■ Given task
In the records below, find each line containing the word "this" and copy it.

■ Stored data entries
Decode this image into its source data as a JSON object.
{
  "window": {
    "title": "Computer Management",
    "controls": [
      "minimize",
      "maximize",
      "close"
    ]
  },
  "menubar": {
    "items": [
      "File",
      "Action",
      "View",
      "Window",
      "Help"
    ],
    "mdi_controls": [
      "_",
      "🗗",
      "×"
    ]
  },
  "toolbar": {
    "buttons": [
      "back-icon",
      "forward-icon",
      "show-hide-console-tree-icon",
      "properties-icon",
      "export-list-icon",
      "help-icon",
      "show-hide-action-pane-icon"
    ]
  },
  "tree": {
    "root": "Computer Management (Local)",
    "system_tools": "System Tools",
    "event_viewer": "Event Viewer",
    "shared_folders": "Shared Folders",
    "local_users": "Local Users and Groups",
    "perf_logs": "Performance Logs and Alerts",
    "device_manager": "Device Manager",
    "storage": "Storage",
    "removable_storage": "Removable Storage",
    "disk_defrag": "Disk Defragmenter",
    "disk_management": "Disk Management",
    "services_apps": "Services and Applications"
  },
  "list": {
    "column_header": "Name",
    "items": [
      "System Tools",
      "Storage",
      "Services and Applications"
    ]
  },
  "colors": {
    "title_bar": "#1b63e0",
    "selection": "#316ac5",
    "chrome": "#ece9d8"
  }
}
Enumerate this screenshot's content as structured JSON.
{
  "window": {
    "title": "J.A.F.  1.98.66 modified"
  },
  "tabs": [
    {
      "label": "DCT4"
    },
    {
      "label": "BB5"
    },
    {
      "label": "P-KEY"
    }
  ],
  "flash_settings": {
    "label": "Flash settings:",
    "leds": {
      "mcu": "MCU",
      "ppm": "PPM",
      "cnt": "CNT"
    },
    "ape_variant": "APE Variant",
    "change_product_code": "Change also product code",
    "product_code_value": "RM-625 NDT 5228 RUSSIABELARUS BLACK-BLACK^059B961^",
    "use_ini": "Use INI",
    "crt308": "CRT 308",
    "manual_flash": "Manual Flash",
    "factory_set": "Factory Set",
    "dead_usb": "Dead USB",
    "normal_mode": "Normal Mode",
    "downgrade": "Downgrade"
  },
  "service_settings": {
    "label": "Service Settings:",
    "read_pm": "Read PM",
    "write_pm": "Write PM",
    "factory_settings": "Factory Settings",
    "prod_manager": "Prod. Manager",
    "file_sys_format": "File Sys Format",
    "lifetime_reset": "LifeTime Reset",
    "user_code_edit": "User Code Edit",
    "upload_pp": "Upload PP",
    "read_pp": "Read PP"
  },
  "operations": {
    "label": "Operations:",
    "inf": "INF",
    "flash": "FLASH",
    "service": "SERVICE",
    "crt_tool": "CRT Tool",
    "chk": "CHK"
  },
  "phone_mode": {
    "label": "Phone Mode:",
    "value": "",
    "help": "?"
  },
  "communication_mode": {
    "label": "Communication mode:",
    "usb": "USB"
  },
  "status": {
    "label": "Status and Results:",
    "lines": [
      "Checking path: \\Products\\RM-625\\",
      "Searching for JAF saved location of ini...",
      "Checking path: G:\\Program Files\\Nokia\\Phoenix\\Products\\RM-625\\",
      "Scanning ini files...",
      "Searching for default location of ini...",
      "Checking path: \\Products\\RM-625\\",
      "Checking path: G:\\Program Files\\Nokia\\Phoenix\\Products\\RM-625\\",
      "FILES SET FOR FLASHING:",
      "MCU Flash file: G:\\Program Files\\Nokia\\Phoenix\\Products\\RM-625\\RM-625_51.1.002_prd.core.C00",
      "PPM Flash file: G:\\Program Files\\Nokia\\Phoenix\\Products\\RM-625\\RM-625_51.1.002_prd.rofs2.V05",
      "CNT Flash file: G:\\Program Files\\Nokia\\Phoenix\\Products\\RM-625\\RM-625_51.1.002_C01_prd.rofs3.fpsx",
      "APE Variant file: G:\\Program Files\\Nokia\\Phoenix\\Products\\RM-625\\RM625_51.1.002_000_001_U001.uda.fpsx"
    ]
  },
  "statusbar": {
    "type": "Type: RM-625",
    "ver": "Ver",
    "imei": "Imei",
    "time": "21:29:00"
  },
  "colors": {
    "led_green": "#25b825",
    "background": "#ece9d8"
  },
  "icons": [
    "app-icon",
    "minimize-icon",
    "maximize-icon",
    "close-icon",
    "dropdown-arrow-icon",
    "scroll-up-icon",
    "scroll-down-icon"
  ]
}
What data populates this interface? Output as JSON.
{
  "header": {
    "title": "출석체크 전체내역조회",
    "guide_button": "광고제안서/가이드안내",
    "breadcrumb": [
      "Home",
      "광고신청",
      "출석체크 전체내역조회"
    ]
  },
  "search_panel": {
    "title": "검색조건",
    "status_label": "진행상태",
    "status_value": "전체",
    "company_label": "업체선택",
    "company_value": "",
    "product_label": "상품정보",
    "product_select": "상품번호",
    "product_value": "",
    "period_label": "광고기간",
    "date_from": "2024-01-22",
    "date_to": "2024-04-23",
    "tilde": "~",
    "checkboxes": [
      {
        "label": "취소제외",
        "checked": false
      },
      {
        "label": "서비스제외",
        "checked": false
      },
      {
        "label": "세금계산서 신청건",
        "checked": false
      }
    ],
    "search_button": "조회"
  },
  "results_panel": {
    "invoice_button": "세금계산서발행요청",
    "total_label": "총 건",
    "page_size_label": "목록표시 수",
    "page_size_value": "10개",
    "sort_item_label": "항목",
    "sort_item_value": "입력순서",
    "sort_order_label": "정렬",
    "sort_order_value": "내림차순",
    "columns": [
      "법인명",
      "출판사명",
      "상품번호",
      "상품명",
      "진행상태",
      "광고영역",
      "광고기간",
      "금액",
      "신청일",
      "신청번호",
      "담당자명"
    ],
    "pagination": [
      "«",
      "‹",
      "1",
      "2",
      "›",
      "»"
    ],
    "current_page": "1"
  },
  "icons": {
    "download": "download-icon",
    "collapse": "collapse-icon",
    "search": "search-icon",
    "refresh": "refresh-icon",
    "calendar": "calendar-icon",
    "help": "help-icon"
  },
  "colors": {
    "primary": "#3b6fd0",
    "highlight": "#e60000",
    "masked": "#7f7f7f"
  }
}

■ Task response
Decode this image into its source data as a JSON object.
Enumerate this screenshot's content as structured JSON.
What data populates this interface? Output as JSON.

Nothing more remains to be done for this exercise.